> WRITTEN REQUEST:
Repeat every line below exactly, word for word.

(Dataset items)
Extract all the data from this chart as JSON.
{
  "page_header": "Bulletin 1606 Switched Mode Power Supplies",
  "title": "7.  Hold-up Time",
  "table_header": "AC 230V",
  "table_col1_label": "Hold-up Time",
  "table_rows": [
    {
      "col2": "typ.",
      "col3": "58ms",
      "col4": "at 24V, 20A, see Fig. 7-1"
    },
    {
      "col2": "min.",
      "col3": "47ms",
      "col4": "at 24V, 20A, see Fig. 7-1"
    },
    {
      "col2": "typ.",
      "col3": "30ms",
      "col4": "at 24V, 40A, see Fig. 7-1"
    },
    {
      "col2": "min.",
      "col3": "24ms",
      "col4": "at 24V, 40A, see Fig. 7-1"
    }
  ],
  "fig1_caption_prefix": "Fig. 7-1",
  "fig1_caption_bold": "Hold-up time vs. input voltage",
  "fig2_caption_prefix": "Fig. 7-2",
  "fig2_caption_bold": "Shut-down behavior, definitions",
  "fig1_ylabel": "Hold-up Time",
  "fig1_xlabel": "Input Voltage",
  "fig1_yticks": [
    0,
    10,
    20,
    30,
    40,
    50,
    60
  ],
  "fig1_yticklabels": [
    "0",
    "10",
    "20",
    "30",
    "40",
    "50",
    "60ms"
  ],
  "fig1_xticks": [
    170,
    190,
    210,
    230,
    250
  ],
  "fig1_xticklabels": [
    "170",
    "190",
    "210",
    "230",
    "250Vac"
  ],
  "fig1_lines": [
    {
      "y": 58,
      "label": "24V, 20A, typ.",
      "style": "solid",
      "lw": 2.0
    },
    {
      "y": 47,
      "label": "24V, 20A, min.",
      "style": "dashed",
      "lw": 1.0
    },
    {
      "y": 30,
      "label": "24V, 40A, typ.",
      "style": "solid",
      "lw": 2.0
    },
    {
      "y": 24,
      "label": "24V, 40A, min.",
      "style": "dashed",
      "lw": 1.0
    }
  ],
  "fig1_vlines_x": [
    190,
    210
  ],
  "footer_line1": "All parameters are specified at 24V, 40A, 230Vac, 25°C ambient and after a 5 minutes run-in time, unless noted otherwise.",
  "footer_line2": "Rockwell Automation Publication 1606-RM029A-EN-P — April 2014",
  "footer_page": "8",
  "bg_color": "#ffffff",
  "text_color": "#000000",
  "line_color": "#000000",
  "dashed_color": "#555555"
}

> ANSWER FOR THE TASK:
Extract all the data from this chart as JSON.
{
  "page_header": "Bulletin 1606 Switched Mode Power Supplies",
  "title": "7.  Hold-up Time",
  "table_header": "AC 230V",
  "table_col1_label": "Hold-up Time",
  "table_rows": [
    {
      "col2": "typ.",
      "col3": "58ms",
      "col4": "at 24V, 20A, see Fig. 7-1"
    },
    {
      "col2": "min.",
      "col3": "47ms",
      "col4": "at 24V, 20A, see Fig. 7-1"
    },
    {
      "col2": "typ.",
      "col3": "30ms",
      "col4": "at 24V, 40A, see Fig. 7-1"
    },
    {
      "col2": "min.",
      "col3": "24ms",
      "col4": "at 24V, 40A, see Fig. 7-1"
    }
  ],
  "fig1_caption_prefix": "Fig. 7-1",
  "fig1_caption_bold": "Hold-up time vs. input voltage",
  "fig2_caption_prefix": "Fig. 7-2",
  "fig2_caption_bold": "Shut-down behavior, definitions",
  "fig1_ylabel": "Hold-up Time",
  "fig1_xlabel": "Input Voltage",
  "fig1_yticks": [
    0,
    10,
    20,
    30,
    40,
    50,
    60
  ],
  "fig1_yticklabels": [
    "0",
    "10",
    "20",
    "30",
    "40",
    "50",
    "60ms"
  ],
  "fig1_xticks": [
    170,
    190,
    210,
    230,
    250
  ],
  "fig1_xticklabels": [
    "170",
    "190",
    "210",
    "230",
    "250Vac"
  ],
  "fig1_lines": [
    {
      "y": 58,
      "label": "24V, 20A, typ.",
      "style": "solid",
      "lw": 2.0
    },
    {
      "y": 47,
      "label": "24V, 20A, min.",
      "style": "dashed",
      "lw": 1.0
    },
    {
      "y": 30,
      "label": "24V, 40A, typ.",
      "style": "solid",
      "lw": 2.0
    },
    {
      "y": 24,
      "label": "24V, 40A, min.",
      "style": "dashed",
      "lw": 1.0
    }
  ],
  "fig1_vlines_x": [
    190,
    210
  ],
  "footer_line1": "All parameters are specified at 24V, 40A, 230Vac, 25°C ambient and after a 5 minutes run-in time, unless noted otherwise.",
  "footer_line2": "Rockwell Automation Publication 1606-RM029A-EN-P — April 2014",
  "footer_page": "8",
  "bg_color": "#ffffff",
  "text_color": "#000000",
  "line_color": "#000000",
  "dashed_color": "#555555"
}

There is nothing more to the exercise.